**Your task:** Narrow the data below down to the lines containing "front".

**Data for this task:**
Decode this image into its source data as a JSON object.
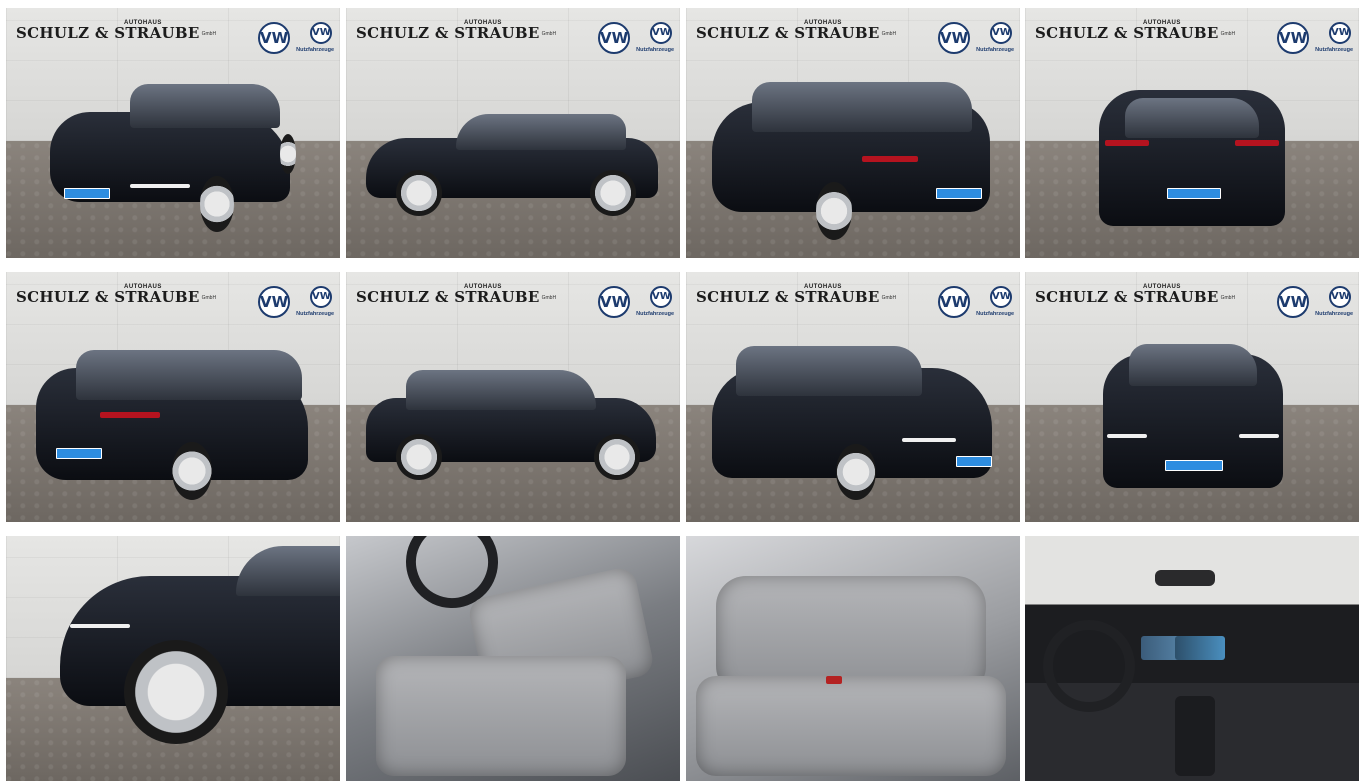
{
  "dealer": {
    "name": "SCHULZ & STRAUBE",
    "prefix": "AUTOHAUS",
    "suffix": "GmbH",
    "brand_logo": "vw-logo",
    "commercial_label": "Nutzfahrzeuge"
  },
  "gallery": {
    "tiles": [
      {
        "view": "front-left"
      },
      {
        "view": "left-side"
      },
      {
        "view": "rear-left"
      },
      {
        "view": "rear"
      },
      {
        "view": "rear-left-2"
      },
      {
        "view": "right-side"
      },
      {
        "view": "front-right"
      },
      {
        "view": "front"
      },
      {
        "view": "front-wheel-detail"
      },
      {
        "view": "driver-seat"
      },
      {
        "view": "rear-seats"
      },
      {
        "view": "dashboard"
      }
    ]
  },
  "colors": {
    "vw_blue": "#1d3b6e",
    "plate_blue": "#2e8de0",
    "car_black": "#0b0d12"
  }
}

**The output:**
        "view": "front-left"
        "view": "front-right"
        "view": "front"
        "view": "front-wheel-detail"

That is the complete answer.